RECORDS SUPPLIED:
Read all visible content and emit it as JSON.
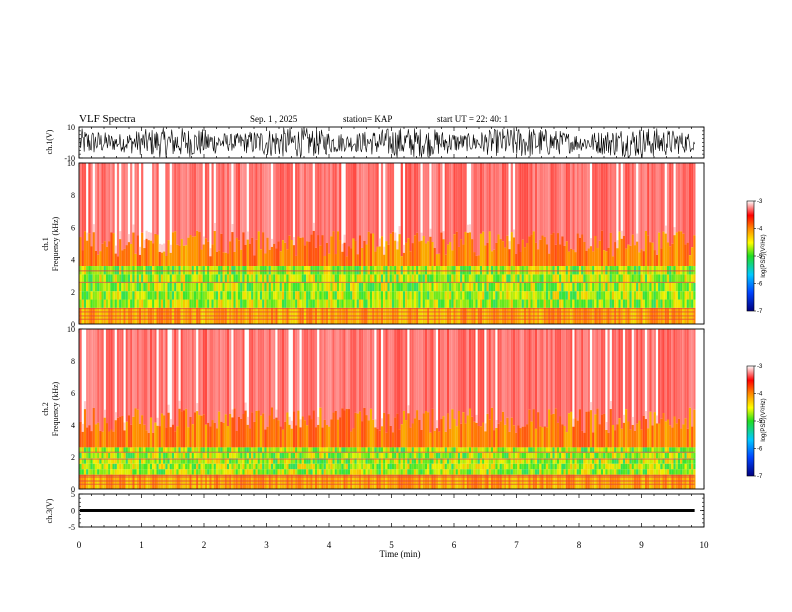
{
  "header": {
    "title": "VLF Spectra",
    "date": "Sep. 1 , 2025",
    "station": "station= KAP",
    "start": "start UT =  22: 40: 1"
  },
  "chart_data": [
    {
      "type": "line",
      "name": "ch1-waveform",
      "ylabel": "ch.1(V)",
      "ylim": [
        -10,
        10
      ],
      "ytick_labels": [
        "10",
        "-10"
      ],
      "xlim": [
        0,
        10
      ],
      "data_end_min": 9.85,
      "series": [
        {
          "name": "ch.1",
          "description_range": [
            -10,
            10
          ]
        }
      ]
    },
    {
      "type": "heatmap",
      "name": "ch1-spectrogram",
      "ylabel_top": "ch.1",
      "ylabel": "Frequency  (kHz)",
      "ylim": [
        0,
        10
      ],
      "ytick_labels": [
        "10",
        "8",
        "6",
        "4",
        "2",
        "0"
      ],
      "xlim": [
        0,
        10
      ],
      "data_end_min": 9.85,
      "dense_band_khz": [
        1.0,
        3.6
      ],
      "red_fringe_khz": 5.0,
      "colorbar": {
        "label": "log(PSD)(V²/Hz)",
        "range": [
          -7,
          -3
        ],
        "tick_labels": [
          "-3",
          "-4",
          "-5",
          "-6",
          "-7"
        ]
      }
    },
    {
      "type": "heatmap",
      "name": "ch2-spectrogram",
      "ylabel_top": "ch.2",
      "ylabel": "Frequency  (kHz)",
      "ylim": [
        0,
        10
      ],
      "ytick_labels": [
        "10",
        "8",
        "6",
        "4",
        "2",
        "0"
      ],
      "xlim": [
        0,
        10
      ],
      "data_end_min": 9.85,
      "dense_band_khz": [
        0.9,
        2.6
      ],
      "red_fringe_khz": 4.3,
      "colorbar": {
        "label": "log(PSD)(V²/Hz)",
        "range": [
          -7,
          -3
        ],
        "tick_labels": [
          "-3",
          "-4",
          "-5",
          "-6",
          "-7"
        ]
      }
    },
    {
      "type": "line",
      "name": "ch3-waveform",
      "ylabel": "ch.3(V)",
      "ylim": [
        -5,
        5
      ],
      "ytick_labels": [
        "5",
        "0",
        "-5"
      ],
      "xlim": [
        0,
        10
      ],
      "data_end_min": 9.85,
      "series": [
        {
          "name": "ch.3",
          "description_range": [
            -0.3,
            0.3
          ]
        }
      ]
    }
  ],
  "xaxis": {
    "label": "Time  (min)",
    "tick_labels": [
      "0",
      "1",
      "2",
      "3",
      "4",
      "5",
      "6",
      "7",
      "8",
      "9",
      "10"
    ]
  },
  "colors": {
    "axis": "#000000",
    "trace": "#000000",
    "colormap": [
      "#00007f",
      "#0044ff",
      "#00c8ff",
      "#22dd22",
      "#ffff00",
      "#ff8800",
      "#ff0000",
      "#ffffff"
    ]
  }
}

DO THIS: Your copy should match the entries exactly, minus the pictures.

COMPLETED TASK:
Read all visible content and emit it as JSON.
{
  "header": {
    "title": "VLF Spectra",
    "date": "Sep. 1 , 2025",
    "station": "station= KAP",
    "start": "start UT =  22: 40: 1"
  },
  "chart_data": [
    {
      "type": "line",
      "name": "ch1-waveform",
      "ylabel": "ch.1(V)",
      "ylim": [
        -10,
        10
      ],
      "ytick_labels": [
        "10",
        "-10"
      ],
      "xlim": [
        0,
        10
      ],
      "data_end_min": 9.85,
      "series": [
        {
          "name": "ch.1",
          "description_range": [
            -10,
            10
          ]
        }
      ]
    },
    {
      "type": "heatmap",
      "name": "ch1-spectrogram",
      "ylabel_top": "ch.1",
      "ylabel": "Frequency  (kHz)",
      "ylim": [
        0,
        10
      ],
      "ytick_labels": [
        "10",
        "8",
        "6",
        "4",
        "2",
        "0"
      ],
      "xlim": [
        0,
        10
      ],
      "data_end_min": 9.85,
      "dense_band_khz": [
        1.0,
        3.6
      ],
      "red_fringe_khz": 5.0,
      "colorbar": {
        "label": "log(PSD)(V²/Hz)",
        "range": [
          -7,
          -3
        ],
        "tick_labels": [
          "-3",
          "-4",
          "-5",
          "-6",
          "-7"
        ]
      }
    },
    {
      "type": "heatmap",
      "name": "ch2-spectrogram",
      "ylabel_top": "ch.2",
      "ylabel": "Frequency  (kHz)",
      "ylim": [
        0,
        10
      ],
      "ytick_labels": [
        "10",
        "8",
        "6",
        "4",
        "2",
        "0"
      ],
      "xlim": [
        0,
        10
      ],
      "data_end_min": 9.85,
      "dense_band_khz": [
        0.9,
        2.6
      ],
      "red_fringe_khz": 4.3,
      "colorbar": {
        "label": "log(PSD)(V²/Hz)",
        "range": [
          -7,
          -3
        ],
        "tick_labels": [
          "-3",
          "-4",
          "-5",
          "-6",
          "-7"
        ]
      }
    },
    {
      "type": "line",
      "name": "ch3-waveform",
      "ylabel": "ch.3(V)",
      "ylim": [
        -5,
        5
      ],
      "ytick_labels": [
        "5",
        "0",
        "-5"
      ],
      "xlim": [
        0,
        10
      ],
      "data_end_min": 9.85,
      "series": [
        {
          "name": "ch.3",
          "description_range": [
            -0.3,
            0.3
          ]
        }
      ]
    }
  ],
  "xaxis": {
    "label": "Time  (min)",
    "tick_labels": [
      "0",
      "1",
      "2",
      "3",
      "4",
      "5",
      "6",
      "7",
      "8",
      "9",
      "10"
    ]
  },
  "colors": {
    "axis": "#000000",
    "trace": "#000000",
    "colormap": [
      "#00007f",
      "#0044ff",
      "#00c8ff",
      "#22dd22",
      "#ffff00",
      "#ff8800",
      "#ff0000",
      "#ffffff"
    ]
  }
}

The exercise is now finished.